* [Requirement]
The listing beneath should be written out in full, exactly as shown.

* [Data supplied]
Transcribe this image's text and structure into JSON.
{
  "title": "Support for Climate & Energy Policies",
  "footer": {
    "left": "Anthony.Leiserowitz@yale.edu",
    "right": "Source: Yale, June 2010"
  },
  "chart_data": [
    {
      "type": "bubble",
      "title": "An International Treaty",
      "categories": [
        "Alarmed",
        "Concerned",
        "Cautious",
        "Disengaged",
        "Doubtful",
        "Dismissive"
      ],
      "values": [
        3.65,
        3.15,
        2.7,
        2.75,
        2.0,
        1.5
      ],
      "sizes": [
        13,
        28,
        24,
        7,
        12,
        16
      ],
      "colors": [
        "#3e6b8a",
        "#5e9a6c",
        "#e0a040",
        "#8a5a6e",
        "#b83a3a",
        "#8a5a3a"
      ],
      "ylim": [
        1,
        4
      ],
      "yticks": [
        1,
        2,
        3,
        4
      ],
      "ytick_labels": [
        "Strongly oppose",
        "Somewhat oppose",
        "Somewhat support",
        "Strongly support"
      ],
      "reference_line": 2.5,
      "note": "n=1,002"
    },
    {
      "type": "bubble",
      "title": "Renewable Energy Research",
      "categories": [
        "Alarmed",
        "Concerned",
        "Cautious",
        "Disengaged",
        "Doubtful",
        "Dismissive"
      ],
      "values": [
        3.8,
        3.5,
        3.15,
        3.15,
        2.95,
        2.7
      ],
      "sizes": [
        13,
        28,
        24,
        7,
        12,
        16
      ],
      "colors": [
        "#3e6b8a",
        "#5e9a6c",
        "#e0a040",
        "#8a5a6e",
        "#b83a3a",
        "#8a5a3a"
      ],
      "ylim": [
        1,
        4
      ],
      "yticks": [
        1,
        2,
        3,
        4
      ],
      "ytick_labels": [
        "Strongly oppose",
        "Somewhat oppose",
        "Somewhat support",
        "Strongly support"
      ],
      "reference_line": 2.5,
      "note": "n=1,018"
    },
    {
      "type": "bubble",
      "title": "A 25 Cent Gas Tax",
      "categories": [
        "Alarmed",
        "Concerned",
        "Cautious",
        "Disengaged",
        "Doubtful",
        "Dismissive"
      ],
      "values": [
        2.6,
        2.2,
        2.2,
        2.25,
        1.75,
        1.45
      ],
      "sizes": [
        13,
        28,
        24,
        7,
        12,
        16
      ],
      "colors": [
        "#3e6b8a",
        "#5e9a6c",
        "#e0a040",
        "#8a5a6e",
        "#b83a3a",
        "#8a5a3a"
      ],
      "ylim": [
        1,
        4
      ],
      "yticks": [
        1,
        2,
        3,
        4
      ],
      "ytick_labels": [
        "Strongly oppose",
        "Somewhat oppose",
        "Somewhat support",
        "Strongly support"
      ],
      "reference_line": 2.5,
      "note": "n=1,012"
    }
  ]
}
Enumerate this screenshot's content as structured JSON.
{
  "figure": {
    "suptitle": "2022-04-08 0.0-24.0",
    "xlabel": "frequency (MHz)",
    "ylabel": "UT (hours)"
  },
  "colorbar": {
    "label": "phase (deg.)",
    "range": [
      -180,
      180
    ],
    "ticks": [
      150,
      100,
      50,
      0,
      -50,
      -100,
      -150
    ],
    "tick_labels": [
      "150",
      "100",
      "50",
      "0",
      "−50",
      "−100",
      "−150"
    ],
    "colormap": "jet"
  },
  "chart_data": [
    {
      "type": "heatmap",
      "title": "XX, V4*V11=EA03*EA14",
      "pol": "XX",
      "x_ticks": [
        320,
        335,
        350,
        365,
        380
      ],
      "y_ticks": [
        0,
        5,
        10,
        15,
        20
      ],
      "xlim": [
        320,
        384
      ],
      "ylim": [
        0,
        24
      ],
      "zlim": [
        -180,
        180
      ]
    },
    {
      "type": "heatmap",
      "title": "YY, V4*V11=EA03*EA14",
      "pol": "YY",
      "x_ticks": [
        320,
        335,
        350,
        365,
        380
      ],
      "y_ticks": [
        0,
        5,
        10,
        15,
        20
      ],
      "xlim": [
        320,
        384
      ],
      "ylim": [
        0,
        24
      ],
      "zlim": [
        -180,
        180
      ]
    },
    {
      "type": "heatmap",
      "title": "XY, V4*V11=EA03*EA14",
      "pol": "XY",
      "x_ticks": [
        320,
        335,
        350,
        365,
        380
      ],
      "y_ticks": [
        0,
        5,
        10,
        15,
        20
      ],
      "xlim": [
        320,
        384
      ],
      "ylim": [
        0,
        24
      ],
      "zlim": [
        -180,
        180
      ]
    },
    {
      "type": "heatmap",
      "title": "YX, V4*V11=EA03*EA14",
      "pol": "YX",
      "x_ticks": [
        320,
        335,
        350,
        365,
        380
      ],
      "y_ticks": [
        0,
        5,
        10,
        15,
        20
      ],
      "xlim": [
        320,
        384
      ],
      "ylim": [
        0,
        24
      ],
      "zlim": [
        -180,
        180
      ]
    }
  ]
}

* [Worked solution]
Transcribe this image's text and structure into JSON.
{
  "title": "Support for Climate & Energy Policies",
  "footer": {
    "left": "Anthony.Leiserowitz@yale.edu",
    "right": "Source: Yale, June 2010"
  },
  "chart_data": [
    {
      "type": "bubble",
      "title": "An International Treaty",
      "categories": [
        "Alarmed",
        "Concerned",
        "Cautious",
        "Disengaged",
        "Doubtful",
        "Dismissive"
      ],
      "values": [
        3.65,
        3.15,
        2.7,
        2.75,
        2.0,
        1.5
      ],
      "sizes": [
        13,
        28,
        24,
        7,
        12,
        16
      ],
      "colors": [
        "#3e6b8a",
        "#5e9a6c",
        "#e0a040",
        "#8a5a6e",
        "#b83a3a",
        "#8a5a3a"
      ],
      "ylim": [
        1,
        4
      ],
      "yticks": [
        1,
        2,
        3,
        4
      ],
      "ytick_labels": [
        "Strongly oppose",
        "Somewhat oppose",
        "Somewhat support",
        "Strongly support"
      ],
      "reference_line": 2.5,
      "note": "n=1,002"
    },
    {
      "type": "bubble",
      "title": "Renewable Energy Research",
      "categories": [
        "Alarmed",
        "Concerned",
        "Cautious",
        "Disengaged",
        "Doubtful",
        "Dismissive"
      ],
      "values": [
        3.8,
        3.5,
        3.15,
        3.15,
        2.95,
        2.7
      ],
      "sizes": [
        13,
        28,
        24,
        7,
        12,
        16
      ],
      "colors": [
        "#3e6b8a",
        "#5e9a6c",
        "#e0a040",
        "#8a5a6e",
        "#b83a3a",
        "#8a5a3a"
      ],
      "ylim": [
        1,
        4
      ],
      "yticks": [
        1,
        2,
        3,
        4
      ],
      "ytick_labels": [
        "Strongly oppose",
        "Somewhat oppose",
        "Somewhat support",
        "Strongly support"
      ],
      "reference_line": 2.5,
      "note": "n=1,018"
    },
    {
      "type": "bubble",
      "title": "A 25 Cent Gas Tax",
      "categories": [
        "Alarmed",
        "Concerned",
        "Cautious",
        "Disengaged",
        "Doubtful",
        "Dismissive"
      ],
      "values": [
        2.6,
        2.2,
        2.2,
        2.25,
        1.75,
        1.45
      ],
      "sizes": [
        13,
        28,
        24,
        7,
        12,
        16
      ],
      "colors": [
        "#3e6b8a",
        "#5e9a6c",
        "#e0a040",
        "#8a5a6e",
        "#b83a3a",
        "#8a5a3a"
      ],
      "ylim": [
        1,
        4
      ],
      "yticks": [
        1,
        2,
        3,
        4
      ],
      "ytick_labels": [
        "Strongly oppose",
        "Somewhat oppose",
        "Somewhat support",
        "Strongly support"
      ],
      "reference_line": 2.5,
      "note": "n=1,012"
    }
  ]
}
Enumerate this screenshot's content as structured JSON.
{
  "figure": {
    "suptitle": "2022-04-08 0.0-24.0",
    "xlabel": "frequency (MHz)",
    "ylabel": "UT (hours)"
  },
  "colorbar": {
    "label": "phase (deg.)",
    "range": [
      -180,
      180
    ],
    "ticks": [
      150,
      100,
      50,
      0,
      -50,
      -100,
      -150
    ],
    "tick_labels": [
      "150",
      "100",
      "50",
      "0",
      "−50",
      "−100",
      "−150"
    ],
    "colormap": "jet"
  },
  "chart_data": [
    {
      "type": "heatmap",
      "title": "XX, V4*V11=EA03*EA14",
      "pol": "XX",
      "x_ticks": [
        320,
        335,
        350,
        365,
        380
      ],
      "y_ticks": [
        0,
        5,
        10,
        15,
        20
      ],
      "xlim": [
        320,
        384
      ],
      "ylim": [
        0,
        24
      ],
      "zlim": [
        -180,
        180
      ]
    },
    {
      "type": "heatmap",
      "title": "YY, V4*V11=EA03*EA14",
      "pol": "YY",
      "x_ticks": [
        320,
        335,
        350,
        365,
        380
      ],
      "y_ticks": [
        0,
        5,
        10,
        15,
        20
      ],
      "xlim": [
        320,
        384
      ],
      "ylim": [
        0,
        24
      ],
      "zlim": [
        -180,
        180
      ]
    },
    {
      "type": "heatmap",
      "title": "XY, V4*V11=EA03*EA14",
      "pol": "XY",
      "x_ticks": [
        320,
        335,
        350,
        365,
        380
      ],
      "y_ticks": [
        0,
        5,
        10,
        15,
        20
      ],
      "xlim": [
        320,
        384
      ],
      "ylim": [
        0,
        24
      ],
      "zlim": [
        -180,
        180
      ]
    },
    {
      "type": "heatmap",
      "title": "YX, V4*V11=EA03*EA14",
      "pol": "YX",
      "x_ticks": [
        320,
        335,
        350,
        365,
        380
      ],
      "y_ticks": [
        0,
        5,
        10,
        15,
        20
      ],
      "xlim": [
        320,
        384
      ],
      "ylim": [
        0,
        24
      ],
      "zlim": [
        -180,
        180
      ]
    }
  ]
}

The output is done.